• _Job_
Copy every line of the records below without any changes.

• _Exercise data_
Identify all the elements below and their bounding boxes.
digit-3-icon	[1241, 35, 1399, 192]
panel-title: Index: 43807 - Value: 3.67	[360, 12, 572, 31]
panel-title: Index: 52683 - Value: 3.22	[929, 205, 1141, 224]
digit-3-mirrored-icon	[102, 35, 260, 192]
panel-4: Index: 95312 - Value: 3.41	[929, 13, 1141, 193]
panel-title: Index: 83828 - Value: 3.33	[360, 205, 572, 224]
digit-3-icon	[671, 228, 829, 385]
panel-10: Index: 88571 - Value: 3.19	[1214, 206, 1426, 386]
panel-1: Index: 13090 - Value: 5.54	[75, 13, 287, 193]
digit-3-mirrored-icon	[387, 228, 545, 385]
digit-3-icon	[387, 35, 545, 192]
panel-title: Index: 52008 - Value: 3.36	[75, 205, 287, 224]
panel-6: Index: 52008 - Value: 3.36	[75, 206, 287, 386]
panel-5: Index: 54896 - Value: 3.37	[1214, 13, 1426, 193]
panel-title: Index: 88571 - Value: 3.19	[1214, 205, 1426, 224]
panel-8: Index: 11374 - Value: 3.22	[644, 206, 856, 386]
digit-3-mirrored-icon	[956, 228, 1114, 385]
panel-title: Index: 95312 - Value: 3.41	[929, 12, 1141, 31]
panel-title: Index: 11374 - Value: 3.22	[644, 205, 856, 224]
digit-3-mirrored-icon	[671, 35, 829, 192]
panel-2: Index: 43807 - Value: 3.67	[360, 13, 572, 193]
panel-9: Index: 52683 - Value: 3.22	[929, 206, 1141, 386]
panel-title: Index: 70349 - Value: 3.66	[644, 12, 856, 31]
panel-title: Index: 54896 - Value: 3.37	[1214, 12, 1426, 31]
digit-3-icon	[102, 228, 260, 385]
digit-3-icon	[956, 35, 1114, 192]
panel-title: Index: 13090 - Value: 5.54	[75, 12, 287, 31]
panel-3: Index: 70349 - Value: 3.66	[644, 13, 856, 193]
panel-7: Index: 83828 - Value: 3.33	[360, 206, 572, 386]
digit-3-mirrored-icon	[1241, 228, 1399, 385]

• _Finished answer_
Identify all the elements below and their bounding boxes.
digit-3-icon	[1241, 35, 1399, 192]
panel-title: Index: 43807 - Value: 3.67	[360, 12, 572, 31]
panel-title: Index: 52683 - Value: 3.22	[929, 205, 1141, 224]
digit-3-mirrored-icon	[102, 35, 260, 192]
panel-4: Index: 95312 - Value: 3.41	[929, 13, 1141, 193]
panel-title: Index: 83828 - Value: 3.33	[360, 205, 572, 224]
digit-3-icon	[671, 228, 829, 385]
panel-10: Index: 88571 - Value: 3.19	[1214, 206, 1426, 386]
panel-1: Index: 13090 - Value: 5.54	[75, 13, 287, 193]
digit-3-mirrored-icon	[387, 228, 545, 385]
digit-3-icon	[387, 35, 545, 192]
panel-title: Index: 52008 - Value: 3.36	[75, 205, 287, 224]
panel-6: Index: 52008 - Value: 3.36	[75, 206, 287, 386]
panel-5: Index: 54896 - Value: 3.37	[1214, 13, 1426, 193]
panel-title: Index: 88571 - Value: 3.19	[1214, 205, 1426, 224]
panel-8: Index: 11374 - Value: 3.22	[644, 206, 856, 386]
digit-3-mirrored-icon	[956, 228, 1114, 385]
panel-title: Index: 95312 - Value: 3.41	[929, 12, 1141, 31]
panel-title: Index: 11374 - Value: 3.22	[644, 205, 856, 224]
digit-3-mirrored-icon	[671, 35, 829, 192]
panel-2: Index: 43807 - Value: 3.67	[360, 13, 572, 193]
panel-9: Index: 52683 - Value: 3.22	[929, 206, 1141, 386]
panel-title: Index: 70349 - Value: 3.66	[644, 12, 856, 31]
panel-title: Index: 54896 - Value: 3.37	[1214, 12, 1426, 31]
digit-3-icon	[102, 228, 260, 385]
digit-3-icon	[956, 35, 1114, 192]
panel-title: Index: 13090 - Value: 5.54	[75, 12, 287, 31]
panel-3: Index: 70349 - Value: 3.66	[644, 13, 856, 193]
panel-7: Index: 83828 - Value: 3.33	[360, 206, 572, 386]
digit-3-mirrored-icon	[1241, 228, 1399, 385]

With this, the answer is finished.